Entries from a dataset
⟨
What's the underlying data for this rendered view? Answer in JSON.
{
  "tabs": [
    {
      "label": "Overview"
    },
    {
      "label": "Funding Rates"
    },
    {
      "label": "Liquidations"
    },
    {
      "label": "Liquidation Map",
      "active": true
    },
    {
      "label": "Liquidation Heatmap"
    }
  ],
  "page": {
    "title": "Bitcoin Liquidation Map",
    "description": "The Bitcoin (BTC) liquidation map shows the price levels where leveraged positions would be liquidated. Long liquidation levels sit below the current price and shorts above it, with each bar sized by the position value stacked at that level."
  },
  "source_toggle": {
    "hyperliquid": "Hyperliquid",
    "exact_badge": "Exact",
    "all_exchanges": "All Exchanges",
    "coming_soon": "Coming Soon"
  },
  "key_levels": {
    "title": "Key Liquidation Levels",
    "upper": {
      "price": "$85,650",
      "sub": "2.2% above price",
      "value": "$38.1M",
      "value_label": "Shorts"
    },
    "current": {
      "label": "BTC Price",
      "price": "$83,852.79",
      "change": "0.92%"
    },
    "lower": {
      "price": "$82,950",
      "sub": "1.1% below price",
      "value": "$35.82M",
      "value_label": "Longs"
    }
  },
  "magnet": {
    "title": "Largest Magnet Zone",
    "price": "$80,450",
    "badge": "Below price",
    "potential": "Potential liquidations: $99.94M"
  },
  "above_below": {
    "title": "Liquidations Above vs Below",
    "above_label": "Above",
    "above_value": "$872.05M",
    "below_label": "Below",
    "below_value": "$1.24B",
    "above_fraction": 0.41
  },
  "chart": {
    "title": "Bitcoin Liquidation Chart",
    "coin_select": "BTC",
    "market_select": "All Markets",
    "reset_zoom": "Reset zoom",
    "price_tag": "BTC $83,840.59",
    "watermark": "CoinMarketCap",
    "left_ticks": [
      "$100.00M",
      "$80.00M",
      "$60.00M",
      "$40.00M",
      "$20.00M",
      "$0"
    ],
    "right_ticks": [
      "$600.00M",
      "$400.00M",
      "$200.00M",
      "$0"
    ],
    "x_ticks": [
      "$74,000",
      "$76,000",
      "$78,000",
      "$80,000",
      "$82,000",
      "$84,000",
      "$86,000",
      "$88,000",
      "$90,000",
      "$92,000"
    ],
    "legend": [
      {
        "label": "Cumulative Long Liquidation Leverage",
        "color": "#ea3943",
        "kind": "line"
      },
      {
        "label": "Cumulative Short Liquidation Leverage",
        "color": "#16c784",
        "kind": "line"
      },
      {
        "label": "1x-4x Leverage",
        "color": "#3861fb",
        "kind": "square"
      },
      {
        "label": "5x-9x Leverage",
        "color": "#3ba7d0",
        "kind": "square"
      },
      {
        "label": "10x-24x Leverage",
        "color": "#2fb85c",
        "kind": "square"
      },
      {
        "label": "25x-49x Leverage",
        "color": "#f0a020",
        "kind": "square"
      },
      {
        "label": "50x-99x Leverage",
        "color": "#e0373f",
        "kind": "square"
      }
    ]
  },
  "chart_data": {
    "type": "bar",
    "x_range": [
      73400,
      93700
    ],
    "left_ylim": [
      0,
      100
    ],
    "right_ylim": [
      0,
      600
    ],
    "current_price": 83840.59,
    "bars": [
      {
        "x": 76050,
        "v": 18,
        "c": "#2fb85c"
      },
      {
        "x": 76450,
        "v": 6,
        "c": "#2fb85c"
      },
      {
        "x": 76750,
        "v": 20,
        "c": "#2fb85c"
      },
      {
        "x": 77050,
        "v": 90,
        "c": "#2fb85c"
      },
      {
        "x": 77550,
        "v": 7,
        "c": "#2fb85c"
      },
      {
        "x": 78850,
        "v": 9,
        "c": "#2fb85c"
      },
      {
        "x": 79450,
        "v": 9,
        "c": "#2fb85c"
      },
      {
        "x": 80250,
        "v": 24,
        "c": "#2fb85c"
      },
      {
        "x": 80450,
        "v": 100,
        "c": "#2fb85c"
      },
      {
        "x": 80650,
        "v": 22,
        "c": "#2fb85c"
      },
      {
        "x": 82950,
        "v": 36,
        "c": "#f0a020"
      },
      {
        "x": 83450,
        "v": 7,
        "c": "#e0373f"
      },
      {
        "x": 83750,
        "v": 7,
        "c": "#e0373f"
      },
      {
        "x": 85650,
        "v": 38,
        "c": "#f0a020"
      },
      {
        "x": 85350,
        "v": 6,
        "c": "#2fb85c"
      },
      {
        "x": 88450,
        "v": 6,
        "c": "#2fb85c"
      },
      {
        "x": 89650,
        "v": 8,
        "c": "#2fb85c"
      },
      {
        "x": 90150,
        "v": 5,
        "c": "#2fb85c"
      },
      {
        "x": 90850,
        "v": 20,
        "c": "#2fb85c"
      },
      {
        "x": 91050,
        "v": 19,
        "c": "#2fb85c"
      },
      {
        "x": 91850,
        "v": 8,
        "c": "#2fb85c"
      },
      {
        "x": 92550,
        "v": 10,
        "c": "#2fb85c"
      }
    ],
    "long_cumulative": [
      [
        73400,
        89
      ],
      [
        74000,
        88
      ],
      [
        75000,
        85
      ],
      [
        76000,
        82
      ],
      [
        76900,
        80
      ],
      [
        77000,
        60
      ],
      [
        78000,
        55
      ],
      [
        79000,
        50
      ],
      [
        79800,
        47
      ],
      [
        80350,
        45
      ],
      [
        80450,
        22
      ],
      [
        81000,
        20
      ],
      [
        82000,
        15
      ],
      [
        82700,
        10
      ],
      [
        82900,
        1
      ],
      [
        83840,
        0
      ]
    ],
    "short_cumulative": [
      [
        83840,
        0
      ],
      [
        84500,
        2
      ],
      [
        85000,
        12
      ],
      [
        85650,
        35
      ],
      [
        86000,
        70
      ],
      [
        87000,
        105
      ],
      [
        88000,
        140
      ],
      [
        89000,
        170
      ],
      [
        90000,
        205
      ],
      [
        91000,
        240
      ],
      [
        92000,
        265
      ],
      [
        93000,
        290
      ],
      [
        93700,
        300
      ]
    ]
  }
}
⟩
- _Work to do_
Output the full listing without altering anything.

- _Solution to this task_
What's the underlying data for this rendered view? Answer in JSON.
{
  "tabs": [
    {
      "label": "Overview"
    },
    {
      "label": "Funding Rates"
    },
    {
      "label": "Liquidations"
    },
    {
      "label": "Liquidation Map",
      "active": true
    },
    {
      "label": "Liquidation Heatmap"
    }
  ],
  "page": {
    "title": "Bitcoin Liquidation Map",
    "description": "The Bitcoin (BTC) liquidation map shows the price levels where leveraged positions would be liquidated. Long liquidation levels sit below the current price and shorts above it, with each bar sized by the position value stacked at that level."
  },
  "source_toggle": {
    "hyperliquid": "Hyperliquid",
    "exact_badge": "Exact",
    "all_exchanges": "All Exchanges",
    "coming_soon": "Coming Soon"
  },
  "key_levels": {
    "title": "Key Liquidation Levels",
    "upper": {
      "price": "$85,650",
      "sub": "2.2% above price",
      "value": "$38.1M",
      "value_label": "Shorts"
    },
    "current": {
      "label": "BTC Price",
      "price": "$83,852.79",
      "change": "0.92%"
    },
    "lower": {
      "price": "$82,950",
      "sub": "1.1% below price",
      "value": "$35.82M",
      "value_label": "Longs"
    }
  },
  "magnet": {
    "title": "Largest Magnet Zone",
    "price": "$80,450",
    "badge": "Below price",
    "potential": "Potential liquidations: $99.94M"
  },
  "above_below": {
    "title": "Liquidations Above vs Below",
    "above_label": "Above",
    "above_value": "$872.05M",
    "below_label": "Below",
    "below_value": "$1.24B",
    "above_fraction": 0.41
  },
  "chart": {
    "title": "Bitcoin Liquidation Chart",
    "coin_select": "BTC",
    "market_select": "All Markets",
    "reset_zoom": "Reset zoom",
    "price_tag": "BTC $83,840.59",
    "watermark": "CoinMarketCap",
    "left_ticks": [
      "$100.00M",
      "$80.00M",
      "$60.00M",
      "$40.00M",
      "$20.00M",
      "$0"
    ],
    "right_ticks": [
      "$600.00M",
      "$400.00M",
      "$200.00M",
      "$0"
    ],
    "x_ticks": [
      "$74,000",
      "$76,000",
      "$78,000",
      "$80,000",
      "$82,000",
      "$84,000",
      "$86,000",
      "$88,000",
      "$90,000",
      "$92,000"
    ],
    "legend": [
      {
        "label": "Cumulative Long Liquidation Leverage",
        "color": "#ea3943",
        "kind": "line"
      },
      {
        "label": "Cumulative Short Liquidation Leverage",
        "color": "#16c784",
        "kind": "line"
      },
      {
        "label": "1x-4x Leverage",
        "color": "#3861fb",
        "kind": "square"
      },
      {
        "label": "5x-9x Leverage",
        "color": "#3ba7d0",
        "kind": "square"
      },
      {
        "label": "10x-24x Leverage",
        "color": "#2fb85c",
        "kind": "square"
      },
      {
        "label": "25x-49x Leverage",
        "color": "#f0a020",
        "kind": "square"
      },
      {
        "label": "50x-99x Leverage",
        "color": "#e0373f",
        "kind": "square"
      }
    ]
  },
  "chart_data": {
    "type": "bar",
    "x_range": [
      73400,
      93700
    ],
    "left_ylim": [
      0,
      100
    ],
    "right_ylim": [
      0,
      600
    ],
    "current_price": 83840.59,
    "bars": [
      {
        "x": 76050,
        "v": 18,
        "c": "#2fb85c"
      },
      {
        "x": 76450,
        "v": 6,
        "c": "#2fb85c"
      },
      {
        "x": 76750,
        "v": 20,
        "c": "#2fb85c"
      },
      {
        "x": 77050,
        "v": 90,
        "c": "#2fb85c"
      },
      {
        "x": 77550,
        "v": 7,
        "c": "#2fb85c"
      },
      {
        "x": 78850,
        "v": 9,
        "c": "#2fb85c"
      },
      {
        "x": 79450,
        "v": 9,
        "c": "#2fb85c"
      },
      {
        "x": 80250,
        "v": 24,
        "c": "#2fb85c"
      },
      {
        "x": 80450,
        "v": 100,
        "c": "#2fb85c"
      },
      {
        "x": 80650,
        "v": 22,
        "c": "#2fb85c"
      },
      {
        "x": 82950,
        "v": 36,
        "c": "#f0a020"
      },
      {
        "x": 83450,
        "v": 7,
        "c": "#e0373f"
      },
      {
        "x": 83750,
        "v": 7,
        "c": "#e0373f"
      },
      {
        "x": 85650,
        "v": 38,
        "c": "#f0a020"
      },
      {
        "x": 85350,
        "v": 6,
        "c": "#2fb85c"
      },
      {
        "x": 88450,
        "v": 6,
        "c": "#2fb85c"
      },
      {
        "x": 89650,
        "v": 8,
        "c": "#2fb85c"
      },
      {
        "x": 90150,
        "v": 5,
        "c": "#2fb85c"
      },
      {
        "x": 90850,
        "v": 20,
        "c": "#2fb85c"
      },
      {
        "x": 91050,
        "v": 19,
        "c": "#2fb85c"
      },
      {
        "x": 91850,
        "v": 8,
        "c": "#2fb85c"
      },
      {
        "x": 92550,
        "v": 10,
        "c": "#2fb85c"
      }
    ],
    "long_cumulative": [
      [
        73400,
        89
      ],
      [
        74000,
        88
      ],
      [
        75000,
        85
      ],
      [
        76000,
        82
      ],
      [
        76900,
        80
      ],
      [
        77000,
        60
      ],
      [
        78000,
        55
      ],
      [
        79000,
        50
      ],
      [
        79800,
        47
      ],
      [
        80350,
        45
      ],
      [
        80450,
        22
      ],
      [
        81000,
        20
      ],
      [
        82000,
        15
      ],
      [
        82700,
        10
      ],
      [
        82900,
        1
      ],
      [
        83840,
        0
      ]
    ],
    "short_cumulative": [
      [
        83840,
        0
      ],
      [
        84500,
        2
      ],
      [
        85000,
        12
      ],
      [
        85650,
        35
      ],
      [
        86000,
        70
      ],
      [
        87000,
        105
      ],
      [
        88000,
        140
      ],
      [
        89000,
        170
      ],
      [
        90000,
        205
      ],
      [
        91000,
        240
      ],
      [
        92000,
        265
      ],
      [
        93000,
        290
      ],
      [
        93700,
        300
      ]
    ]
  }
}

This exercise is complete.